## Start DATA LISTING

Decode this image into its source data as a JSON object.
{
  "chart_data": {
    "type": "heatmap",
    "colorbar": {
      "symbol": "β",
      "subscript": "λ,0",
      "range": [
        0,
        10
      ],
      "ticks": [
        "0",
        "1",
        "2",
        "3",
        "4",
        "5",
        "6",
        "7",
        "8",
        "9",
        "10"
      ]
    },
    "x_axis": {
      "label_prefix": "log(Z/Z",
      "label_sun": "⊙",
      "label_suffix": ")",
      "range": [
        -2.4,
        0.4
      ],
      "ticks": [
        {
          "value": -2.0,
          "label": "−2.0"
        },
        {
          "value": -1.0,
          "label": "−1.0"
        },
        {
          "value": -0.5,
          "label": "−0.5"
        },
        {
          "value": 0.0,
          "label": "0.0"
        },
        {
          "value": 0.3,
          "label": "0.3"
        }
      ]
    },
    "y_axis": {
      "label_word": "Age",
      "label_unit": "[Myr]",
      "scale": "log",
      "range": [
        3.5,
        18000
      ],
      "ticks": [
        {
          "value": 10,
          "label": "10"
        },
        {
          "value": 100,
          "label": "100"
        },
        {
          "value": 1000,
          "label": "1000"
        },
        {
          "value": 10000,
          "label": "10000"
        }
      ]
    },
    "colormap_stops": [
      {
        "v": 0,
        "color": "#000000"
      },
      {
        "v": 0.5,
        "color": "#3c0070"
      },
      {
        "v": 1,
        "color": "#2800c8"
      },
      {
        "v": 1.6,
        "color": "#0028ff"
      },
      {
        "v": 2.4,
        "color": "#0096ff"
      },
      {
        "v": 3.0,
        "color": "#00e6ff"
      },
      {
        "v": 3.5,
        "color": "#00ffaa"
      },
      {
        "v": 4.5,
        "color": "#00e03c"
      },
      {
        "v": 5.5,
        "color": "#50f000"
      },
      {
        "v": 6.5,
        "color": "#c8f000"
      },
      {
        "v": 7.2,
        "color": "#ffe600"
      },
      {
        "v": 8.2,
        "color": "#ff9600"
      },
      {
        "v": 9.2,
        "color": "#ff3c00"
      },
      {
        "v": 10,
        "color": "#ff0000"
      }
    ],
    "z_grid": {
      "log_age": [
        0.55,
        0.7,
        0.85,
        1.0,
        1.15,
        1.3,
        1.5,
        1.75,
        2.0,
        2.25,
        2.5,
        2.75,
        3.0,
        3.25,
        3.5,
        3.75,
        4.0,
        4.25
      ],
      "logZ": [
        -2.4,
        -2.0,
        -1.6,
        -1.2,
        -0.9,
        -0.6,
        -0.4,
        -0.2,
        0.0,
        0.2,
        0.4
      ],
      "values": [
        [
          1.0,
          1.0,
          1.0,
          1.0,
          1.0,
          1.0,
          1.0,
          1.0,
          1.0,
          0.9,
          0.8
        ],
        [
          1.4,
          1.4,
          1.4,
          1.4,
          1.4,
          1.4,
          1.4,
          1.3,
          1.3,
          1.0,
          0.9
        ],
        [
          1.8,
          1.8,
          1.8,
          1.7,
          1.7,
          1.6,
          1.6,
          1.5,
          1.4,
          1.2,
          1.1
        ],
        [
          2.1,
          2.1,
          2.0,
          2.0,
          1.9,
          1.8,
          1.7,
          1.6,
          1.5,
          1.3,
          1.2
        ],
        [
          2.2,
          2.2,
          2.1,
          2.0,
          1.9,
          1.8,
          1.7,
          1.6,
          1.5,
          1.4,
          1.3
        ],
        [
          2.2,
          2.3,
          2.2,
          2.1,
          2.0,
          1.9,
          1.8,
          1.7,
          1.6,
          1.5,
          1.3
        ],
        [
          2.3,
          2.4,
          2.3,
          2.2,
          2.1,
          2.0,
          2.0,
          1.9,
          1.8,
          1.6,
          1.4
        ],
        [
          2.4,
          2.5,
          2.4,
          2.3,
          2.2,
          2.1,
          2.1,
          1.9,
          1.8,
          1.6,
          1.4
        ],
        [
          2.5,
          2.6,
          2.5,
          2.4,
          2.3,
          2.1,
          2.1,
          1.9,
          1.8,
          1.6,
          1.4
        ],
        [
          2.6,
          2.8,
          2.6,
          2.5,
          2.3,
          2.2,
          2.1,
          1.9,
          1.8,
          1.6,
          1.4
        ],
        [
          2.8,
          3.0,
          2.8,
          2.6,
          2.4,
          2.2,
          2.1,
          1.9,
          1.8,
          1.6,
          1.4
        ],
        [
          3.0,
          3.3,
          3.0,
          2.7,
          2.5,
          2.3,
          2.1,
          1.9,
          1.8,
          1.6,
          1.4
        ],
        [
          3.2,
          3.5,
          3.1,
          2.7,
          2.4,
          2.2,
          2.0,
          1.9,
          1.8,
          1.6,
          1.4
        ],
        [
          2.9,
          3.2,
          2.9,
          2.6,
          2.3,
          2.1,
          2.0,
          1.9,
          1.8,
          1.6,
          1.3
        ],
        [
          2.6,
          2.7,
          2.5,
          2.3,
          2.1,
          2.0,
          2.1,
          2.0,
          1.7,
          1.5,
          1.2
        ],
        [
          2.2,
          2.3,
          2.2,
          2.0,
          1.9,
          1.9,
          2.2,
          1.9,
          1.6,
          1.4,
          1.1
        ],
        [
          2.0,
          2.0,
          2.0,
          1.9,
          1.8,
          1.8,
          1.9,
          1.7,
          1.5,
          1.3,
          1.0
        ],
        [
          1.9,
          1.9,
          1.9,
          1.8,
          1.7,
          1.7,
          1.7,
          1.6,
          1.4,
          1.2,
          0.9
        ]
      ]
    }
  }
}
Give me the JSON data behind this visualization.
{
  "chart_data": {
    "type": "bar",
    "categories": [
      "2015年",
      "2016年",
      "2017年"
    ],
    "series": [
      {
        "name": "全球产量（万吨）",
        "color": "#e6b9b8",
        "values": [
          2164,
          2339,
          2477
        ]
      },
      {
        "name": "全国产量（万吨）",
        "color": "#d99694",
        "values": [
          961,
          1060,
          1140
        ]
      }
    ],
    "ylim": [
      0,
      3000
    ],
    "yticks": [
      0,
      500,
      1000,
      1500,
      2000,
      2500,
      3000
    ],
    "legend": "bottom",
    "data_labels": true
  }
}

## End DATA LISTING

→ SHORT PROBLEM
Write out every line of the records exactly.

→ WRITTEN ANSWER
Decode this image into its source data as a JSON object.
{
  "chart_data": {
    "type": "heatmap",
    "colorbar": {
      "symbol": "β",
      "subscript": "λ,0",
      "range": [
        0,
        10
      ],
      "ticks": [
        "0",
        "1",
        "2",
        "3",
        "4",
        "5",
        "6",
        "7",
        "8",
        "9",
        "10"
      ]
    },
    "x_axis": {
      "label_prefix": "log(Z/Z",
      "label_sun": "⊙",
      "label_suffix": ")",
      "range": [
        -2.4,
        0.4
      ],
      "ticks": [
        {
          "value": -2.0,
          "label": "−2.0"
        },
        {
          "value": -1.0,
          "label": "−1.0"
        },
        {
          "value": -0.5,
          "label": "−0.5"
        },
        {
          "value": 0.0,
          "label": "0.0"
        },
        {
          "value": 0.3,
          "label": "0.3"
        }
      ]
    },
    "y_axis": {
      "label_word": "Age",
      "label_unit": "[Myr]",
      "scale": "log",
      "range": [
        3.5,
        18000
      ],
      "ticks": [
        {
          "value": 10,
          "label": "10"
        },
        {
          "value": 100,
          "label": "100"
        },
        {
          "value": 1000,
          "label": "1000"
        },
        {
          "value": 10000,
          "label": "10000"
        }
      ]
    },
    "colormap_stops": [
      {
        "v": 0,
        "color": "#000000"
      },
      {
        "v": 0.5,
        "color": "#3c0070"
      },
      {
        "v": 1,
        "color": "#2800c8"
      },
      {
        "v": 1.6,
        "color": "#0028ff"
      },
      {
        "v": 2.4,
        "color": "#0096ff"
      },
      {
        "v": 3.0,
        "color": "#00e6ff"
      },
      {
        "v": 3.5,
        "color": "#00ffaa"
      },
      {
        "v": 4.5,
        "color": "#00e03c"
      },
      {
        "v": 5.5,
        "color": "#50f000"
      },
      {
        "v": 6.5,
        "color": "#c8f000"
      },
      {
        "v": 7.2,
        "color": "#ffe600"
      },
      {
        "v": 8.2,
        "color": "#ff9600"
      },
      {
        "v": 9.2,
        "color": "#ff3c00"
      },
      {
        "v": 10,
        "color": "#ff0000"
      }
    ],
    "z_grid": {
      "log_age": [
        0.55,
        0.7,
        0.85,
        1.0,
        1.15,
        1.3,
        1.5,
        1.75,
        2.0,
        2.25,
        2.5,
        2.75,
        3.0,
        3.25,
        3.5,
        3.75,
        4.0,
        4.25
      ],
      "logZ": [
        -2.4,
        -2.0,
        -1.6,
        -1.2,
        -0.9,
        -0.6,
        -0.4,
        -0.2,
        0.0,
        0.2,
        0.4
      ],
      "values": [
        [
          1.0,
          1.0,
          1.0,
          1.0,
          1.0,
          1.0,
          1.0,
          1.0,
          1.0,
          0.9,
          0.8
        ],
        [
          1.4,
          1.4,
          1.4,
          1.4,
          1.4,
          1.4,
          1.4,
          1.3,
          1.3,
          1.0,
          0.9
        ],
        [
          1.8,
          1.8,
          1.8,
          1.7,
          1.7,
          1.6,
          1.6,
          1.5,
          1.4,
          1.2,
          1.1
        ],
        [
          2.1,
          2.1,
          2.0,
          2.0,
          1.9,
          1.8,
          1.7,
          1.6,
          1.5,
          1.3,
          1.2
        ],
        [
          2.2,
          2.2,
          2.1,
          2.0,
          1.9,
          1.8,
          1.7,
          1.6,
          1.5,
          1.4,
          1.3
        ],
        [
          2.2,
          2.3,
          2.2,
          2.1,
          2.0,
          1.9,
          1.8,
          1.7,
          1.6,
          1.5,
          1.3
        ],
        [
          2.3,
          2.4,
          2.3,
          2.2,
          2.1,
          2.0,
          2.0,
          1.9,
          1.8,
          1.6,
          1.4
        ],
        [
          2.4,
          2.5,
          2.4,
          2.3,
          2.2,
          2.1,
          2.1,
          1.9,
          1.8,
          1.6,
          1.4
        ],
        [
          2.5,
          2.6,
          2.5,
          2.4,
          2.3,
          2.1,
          2.1,
          1.9,
          1.8,
          1.6,
          1.4
        ],
        [
          2.6,
          2.8,
          2.6,
          2.5,
          2.3,
          2.2,
          2.1,
          1.9,
          1.8,
          1.6,
          1.4
        ],
        [
          2.8,
          3.0,
          2.8,
          2.6,
          2.4,
          2.2,
          2.1,
          1.9,
          1.8,
          1.6,
          1.4
        ],
        [
          3.0,
          3.3,
          3.0,
          2.7,
          2.5,
          2.3,
          2.1,
          1.9,
          1.8,
          1.6,
          1.4
        ],
        [
          3.2,
          3.5,
          3.1,
          2.7,
          2.4,
          2.2,
          2.0,
          1.9,
          1.8,
          1.6,
          1.4
        ],
        [
          2.9,
          3.2,
          2.9,
          2.6,
          2.3,
          2.1,
          2.0,
          1.9,
          1.8,
          1.6,
          1.3
        ],
        [
          2.6,
          2.7,
          2.5,
          2.3,
          2.1,
          2.0,
          2.1,
          2.0,
          1.7,
          1.5,
          1.2
        ],
        [
          2.2,
          2.3,
          2.2,
          2.0,
          1.9,
          1.9,
          2.2,
          1.9,
          1.6,
          1.4,
          1.1
        ],
        [
          2.0,
          2.0,
          2.0,
          1.9,
          1.8,
          1.8,
          1.9,
          1.7,
          1.5,
          1.3,
          1.0
        ],
        [
          1.9,
          1.9,
          1.9,
          1.8,
          1.7,
          1.7,
          1.7,
          1.6,
          1.4,
          1.2,
          0.9
        ]
      ]
    }
  }
}
Give me the JSON data behind this visualization.
{
  "chart_data": {
    "type": "bar",
    "categories": [
      "2015年",
      "2016年",
      "2017年"
    ],
    "series": [
      {
        "name": "全球产量（万吨）",
        "color": "#e6b9b8",
        "values": [
          2164,
          2339,
          2477
        ]
      },
      {
        "name": "全国产量（万吨）",
        "color": "#d99694",
        "values": [
          961,
          1060,
          1140
        ]
      }
    ],
    "ylim": [
      0,
      3000
    ],
    "yticks": [
      0,
      500,
      1000,
      1500,
      2000,
      2500,
      3000
    ],
    "legend": "bottom",
    "data_labels": true
  }
}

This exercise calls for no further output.